# start of Material provided
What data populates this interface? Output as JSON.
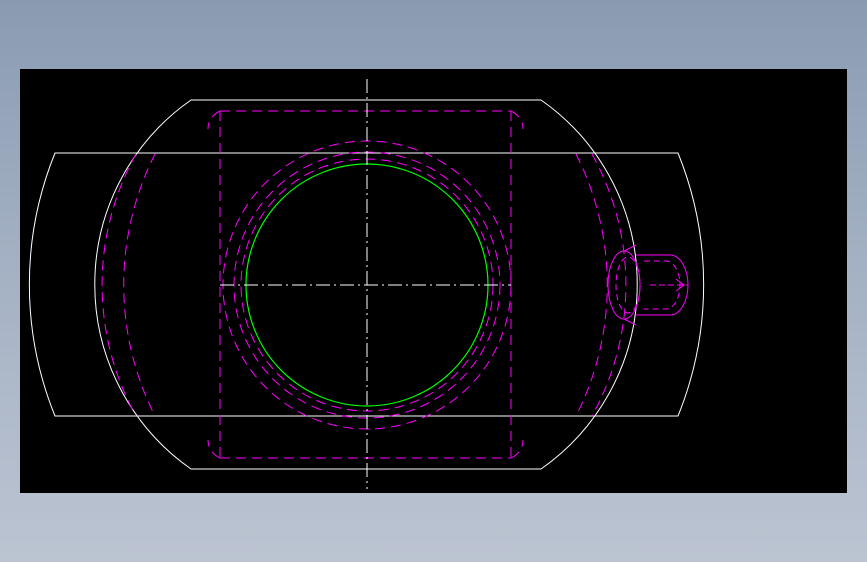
{
  "app": {
    "background_gradient": [
      "#8a9bb1",
      "#bcc4d2"
    ]
  },
  "viewport": {
    "background_color": "#000000"
  },
  "drawing": {
    "layer_colors": {
      "outline": "#ffffff",
      "hidden": "#ff00ff",
      "bore": "#00ff00",
      "centerline": "#ffffff"
    },
    "entities": [
      "outer-profile",
      "flange-profile",
      "hidden-body",
      "hidden-rings",
      "bore-circle",
      "centerlines",
      "grease-fitting"
    ]
  }
}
# end of Material provided
→ **Set problem**: Copy each line of the preceding data that contains the string "hidden".

→ **Worked answer**:
      "hidden": "#ff00ff",
      "hidden-body",
      "hidden-rings",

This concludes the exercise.